Each record that follows should be repeated exactly, minus any images.

☆ ☆ ☆ ☆ ☆ ☆ ☆

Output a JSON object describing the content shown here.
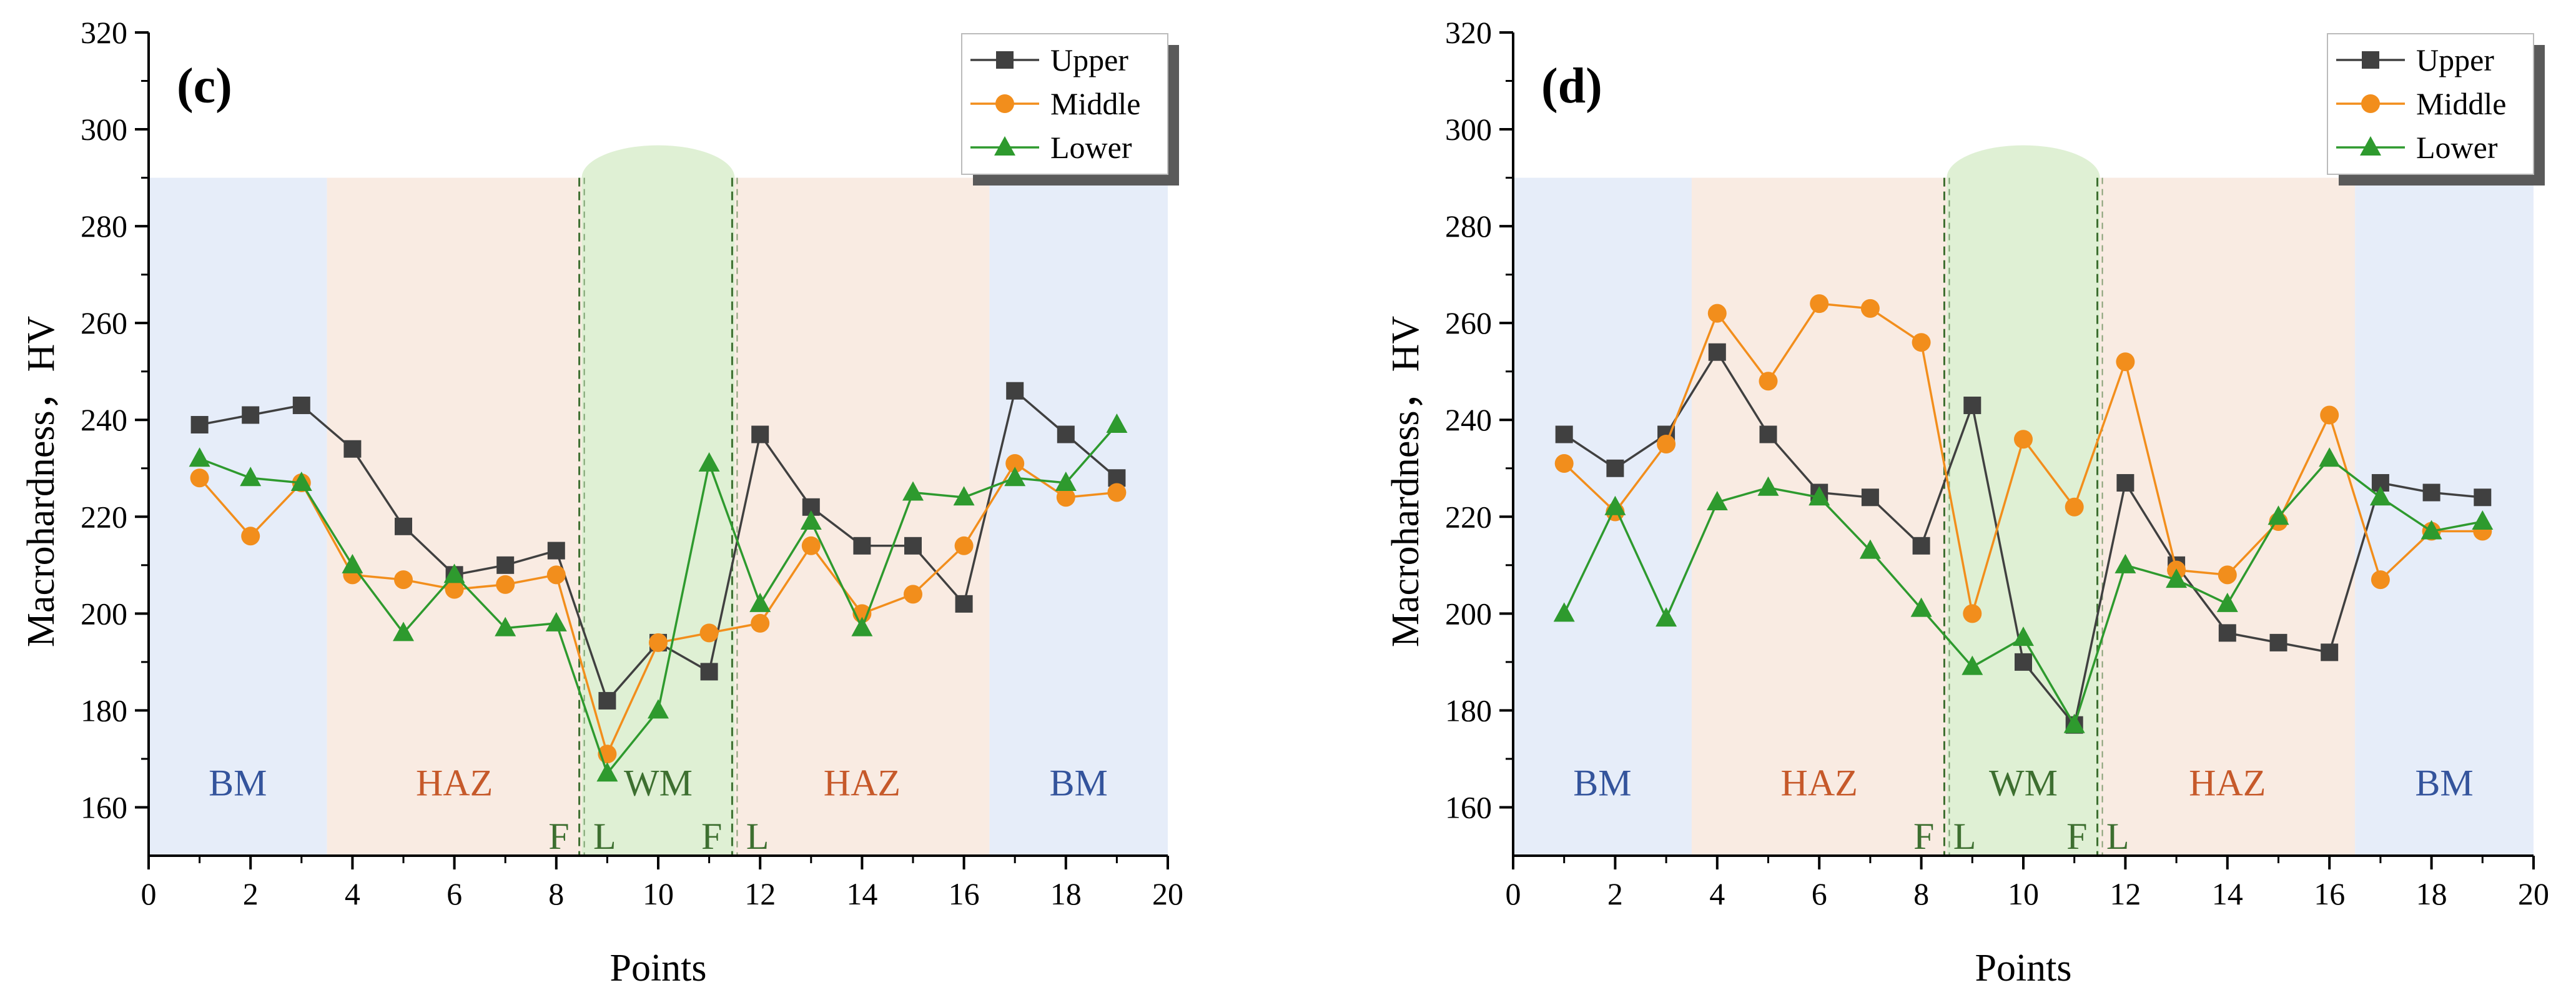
{
  "colors": {
    "upper": "#404040",
    "middle": "#f28e1c",
    "lower": "#2e9a2e",
    "bm_zone": "#e6edf9",
    "haz_zone": "#f9ebe2",
    "wm_zone": "#dff0d4",
    "bm_text": "#34549c",
    "haz_text": "#c6592a",
    "wm_text": "#3d6f30",
    "fl_line": "#3d6f30"
  },
  "chart_data": [
    {
      "type": "line",
      "panel_label": "(c)",
      "xlabel": "Points",
      "ylabel": "Macrohardness，HV",
      "xlim": [
        0,
        20
      ],
      "ylim": [
        150,
        320
      ],
      "xticks": [
        0,
        2,
        4,
        6,
        8,
        10,
        12,
        14,
        16,
        18,
        20
      ],
      "yticks": [
        160,
        180,
        200,
        220,
        240,
        260,
        280,
        300,
        320
      ],
      "legend_position": "top-right",
      "grid": false,
      "zones": [
        {
          "label": "BM",
          "kind": "bm",
          "x_range": [
            0,
            3.5
          ],
          "top": 290
        },
        {
          "label": "HAZ",
          "kind": "haz",
          "x_range": [
            3.5,
            8.5
          ],
          "top": 290
        },
        {
          "label": "WM",
          "kind": "wm",
          "x_range": [
            8.5,
            11.5
          ],
          "top": 290
        },
        {
          "label": "HAZ",
          "kind": "haz",
          "x_range": [
            11.5,
            16.5
          ],
          "top": 290
        },
        {
          "label": "BM",
          "kind": "bm",
          "x_range": [
            16.5,
            20
          ],
          "top": 290
        }
      ],
      "fusion_lines": [
        8.5,
        11.5
      ],
      "fl_labels": [
        {
          "text": "F",
          "x": 8.05
        },
        {
          "text": "L",
          "x": 8.95
        },
        {
          "text": "F",
          "x": 11.05
        },
        {
          "text": "L",
          "x": 11.95
        }
      ],
      "series": [
        {
          "name": "Upper",
          "marker": "square",
          "x": [
            1,
            2,
            3,
            4,
            5,
            6,
            7,
            8,
            9,
            10,
            11,
            12,
            13,
            14,
            15,
            16,
            17,
            18,
            19
          ],
          "values": [
            239,
            241,
            243,
            234,
            218,
            208,
            210,
            213,
            182,
            194,
            188,
            237,
            222,
            214,
            214,
            202,
            246,
            237,
            228
          ]
        },
        {
          "name": "Middle",
          "marker": "circle",
          "x": [
            1,
            2,
            3,
            4,
            5,
            6,
            7,
            8,
            9,
            10,
            11,
            12,
            13,
            14,
            15,
            16,
            17,
            18,
            19
          ],
          "values": [
            228,
            216,
            227,
            208,
            207,
            205,
            206,
            208,
            171,
            194,
            196,
            198,
            214,
            200,
            204,
            214,
            231,
            224,
            225
          ]
        },
        {
          "name": "Lower",
          "marker": "triangle",
          "x": [
            1,
            2,
            3,
            4,
            5,
            6,
            7,
            8,
            9,
            10,
            11,
            12,
            13,
            14,
            15,
            16,
            17,
            18,
            19
          ],
          "values": [
            232,
            228,
            227,
            210,
            196,
            208,
            197,
            198,
            167,
            180,
            231,
            202,
            219,
            197,
            225,
            224,
            228,
            227,
            239
          ]
        }
      ]
    },
    {
      "type": "line",
      "panel_label": "(d)",
      "xlabel": "Points",
      "ylabel": "Macrohardness，HV",
      "xlim": [
        0,
        20
      ],
      "ylim": [
        150,
        320
      ],
      "xticks": [
        0,
        2,
        4,
        6,
        8,
        10,
        12,
        14,
        16,
        18,
        20
      ],
      "yticks": [
        160,
        180,
        200,
        220,
        240,
        260,
        280,
        300,
        320
      ],
      "legend_position": "top-right",
      "grid": false,
      "zones": [
        {
          "label": "BM",
          "kind": "bm",
          "x_range": [
            0,
            3.5
          ],
          "top": 290
        },
        {
          "label": "HAZ",
          "kind": "haz",
          "x_range": [
            3.5,
            8.5
          ],
          "top": 290
        },
        {
          "label": "WM",
          "kind": "wm",
          "x_range": [
            8.5,
            11.5
          ],
          "top": 290
        },
        {
          "label": "HAZ",
          "kind": "haz",
          "x_range": [
            11.5,
            16.5
          ],
          "top": 290
        },
        {
          "label": "BM",
          "kind": "bm",
          "x_range": [
            16.5,
            20
          ],
          "top": 290
        }
      ],
      "fusion_lines": [
        8.5,
        11.5
      ],
      "fl_labels": [
        {
          "text": "F",
          "x": 8.05
        },
        {
          "text": "L",
          "x": 8.85
        },
        {
          "text": "F",
          "x": 11.05
        },
        {
          "text": "L",
          "x": 11.85
        }
      ],
      "series": [
        {
          "name": "Upper",
          "marker": "square",
          "x": [
            1,
            2,
            3,
            4,
            5,
            6,
            7,
            8,
            9,
            10,
            11,
            12,
            13,
            14,
            15,
            16,
            17,
            18,
            19
          ],
          "values": [
            237,
            230,
            237,
            254,
            237,
            225,
            224,
            214,
            243,
            190,
            177,
            227,
            210,
            196,
            194,
            192,
            227,
            225,
            224
          ]
        },
        {
          "name": "Middle",
          "marker": "circle",
          "x": [
            1,
            2,
            3,
            4,
            5,
            6,
            7,
            8,
            9,
            10,
            11,
            12,
            13,
            14,
            15,
            16,
            17,
            18,
            19
          ],
          "values": [
            231,
            221,
            235,
            262,
            248,
            264,
            263,
            256,
            200,
            236,
            222,
            252,
            209,
            208,
            219,
            241,
            207,
            217,
            217
          ]
        },
        {
          "name": "Lower",
          "marker": "triangle",
          "x": [
            1,
            2,
            3,
            4,
            5,
            6,
            7,
            8,
            9,
            10,
            11,
            12,
            13,
            14,
            15,
            16,
            17,
            18,
            19
          ],
          "values": [
            200,
            222,
            199,
            223,
            226,
            224,
            213,
            201,
            189,
            195,
            177,
            210,
            207,
            202,
            220,
            232,
            224,
            217,
            219
          ]
        }
      ]
    }
  ]
}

☆ ☆ ☆ ☆ ☆ ☆ ☆

Task solution:
Output a JSON object describing the content shown here.
{
  "colors": {
    "upper": "#404040",
    "middle": "#f28e1c",
    "lower": "#2e9a2e",
    "bm_zone": "#e6edf9",
    "haz_zone": "#f9ebe2",
    "wm_zone": "#dff0d4",
    "bm_text": "#34549c",
    "haz_text": "#c6592a",
    "wm_text": "#3d6f30",
    "fl_line": "#3d6f30"
  },
  "chart_data": [
    {
      "type": "line",
      "panel_label": "(c)",
      "xlabel": "Points",
      "ylabel": "Macrohardness，HV",
      "xlim": [
        0,
        20
      ],
      "ylim": [
        150,
        320
      ],
      "xticks": [
        0,
        2,
        4,
        6,
        8,
        10,
        12,
        14,
        16,
        18,
        20
      ],
      "yticks": [
        160,
        180,
        200,
        220,
        240,
        260,
        280,
        300,
        320
      ],
      "legend_position": "top-right",
      "grid": false,
      "zones": [
        {
          "label": "BM",
          "kind": "bm",
          "x_range": [
            0,
            3.5
          ],
          "top": 290
        },
        {
          "label": "HAZ",
          "kind": "haz",
          "x_range": [
            3.5,
            8.5
          ],
          "top": 290
        },
        {
          "label": "WM",
          "kind": "wm",
          "x_range": [
            8.5,
            11.5
          ],
          "top": 290
        },
        {
          "label": "HAZ",
          "kind": "haz",
          "x_range": [
            11.5,
            16.5
          ],
          "top": 290
        },
        {
          "label": "BM",
          "kind": "bm",
          "x_range": [
            16.5,
            20
          ],
          "top": 290
        }
      ],
      "fusion_lines": [
        8.5,
        11.5
      ],
      "fl_labels": [
        {
          "text": "F",
          "x": 8.05
        },
        {
          "text": "L",
          "x": 8.95
        },
        {
          "text": "F",
          "x": 11.05
        },
        {
          "text": "L",
          "x": 11.95
        }
      ],
      "series": [
        {
          "name": "Upper",
          "marker": "square",
          "x": [
            1,
            2,
            3,
            4,
            5,
            6,
            7,
            8,
            9,
            10,
            11,
            12,
            13,
            14,
            15,
            16,
            17,
            18,
            19
          ],
          "values": [
            239,
            241,
            243,
            234,
            218,
            208,
            210,
            213,
            182,
            194,
            188,
            237,
            222,
            214,
            214,
            202,
            246,
            237,
            228
          ]
        },
        {
          "name": "Middle",
          "marker": "circle",
          "x": [
            1,
            2,
            3,
            4,
            5,
            6,
            7,
            8,
            9,
            10,
            11,
            12,
            13,
            14,
            15,
            16,
            17,
            18,
            19
          ],
          "values": [
            228,
            216,
            227,
            208,
            207,
            205,
            206,
            208,
            171,
            194,
            196,
            198,
            214,
            200,
            204,
            214,
            231,
            224,
            225
          ]
        },
        {
          "name": "Lower",
          "marker": "triangle",
          "x": [
            1,
            2,
            3,
            4,
            5,
            6,
            7,
            8,
            9,
            10,
            11,
            12,
            13,
            14,
            15,
            16,
            17,
            18,
            19
          ],
          "values": [
            232,
            228,
            227,
            210,
            196,
            208,
            197,
            198,
            167,
            180,
            231,
            202,
            219,
            197,
            225,
            224,
            228,
            227,
            239
          ]
        }
      ]
    },
    {
      "type": "line",
      "panel_label": "(d)",
      "xlabel": "Points",
      "ylabel": "Macrohardness，HV",
      "xlim": [
        0,
        20
      ],
      "ylim": [
        150,
        320
      ],
      "xticks": [
        0,
        2,
        4,
        6,
        8,
        10,
        12,
        14,
        16,
        18,
        20
      ],
      "yticks": [
        160,
        180,
        200,
        220,
        240,
        260,
        280,
        300,
        320
      ],
      "legend_position": "top-right",
      "grid": false,
      "zones": [
        {
          "label": "BM",
          "kind": "bm",
          "x_range": [
            0,
            3.5
          ],
          "top": 290
        },
        {
          "label": "HAZ",
          "kind": "haz",
          "x_range": [
            3.5,
            8.5
          ],
          "top": 290
        },
        {
          "label": "WM",
          "kind": "wm",
          "x_range": [
            8.5,
            11.5
          ],
          "top": 290
        },
        {
          "label": "HAZ",
          "kind": "haz",
          "x_range": [
            11.5,
            16.5
          ],
          "top": 290
        },
        {
          "label": "BM",
          "kind": "bm",
          "x_range": [
            16.5,
            20
          ],
          "top": 290
        }
      ],
      "fusion_lines": [
        8.5,
        11.5
      ],
      "fl_labels": [
        {
          "text": "F",
          "x": 8.05
        },
        {
          "text": "L",
          "x": 8.85
        },
        {
          "text": "F",
          "x": 11.05
        },
        {
          "text": "L",
          "x": 11.85
        }
      ],
      "series": [
        {
          "name": "Upper",
          "marker": "square",
          "x": [
            1,
            2,
            3,
            4,
            5,
            6,
            7,
            8,
            9,
            10,
            11,
            12,
            13,
            14,
            15,
            16,
            17,
            18,
            19
          ],
          "values": [
            237,
            230,
            237,
            254,
            237,
            225,
            224,
            214,
            243,
            190,
            177,
            227,
            210,
            196,
            194,
            192,
            227,
            225,
            224
          ]
        },
        {
          "name": "Middle",
          "marker": "circle",
          "x": [
            1,
            2,
            3,
            4,
            5,
            6,
            7,
            8,
            9,
            10,
            11,
            12,
            13,
            14,
            15,
            16,
            17,
            18,
            19
          ],
          "values": [
            231,
            221,
            235,
            262,
            248,
            264,
            263,
            256,
            200,
            236,
            222,
            252,
            209,
            208,
            219,
            241,
            207,
            217,
            217
          ]
        },
        {
          "name": "Lower",
          "marker": "triangle",
          "x": [
            1,
            2,
            3,
            4,
            5,
            6,
            7,
            8,
            9,
            10,
            11,
            12,
            13,
            14,
            15,
            16,
            17,
            18,
            19
          ],
          "values": [
            200,
            222,
            199,
            223,
            226,
            224,
            213,
            201,
            189,
            195,
            177,
            210,
            207,
            202,
            220,
            232,
            224,
            217,
            219
          ]
        }
      ]
    }
  ]
}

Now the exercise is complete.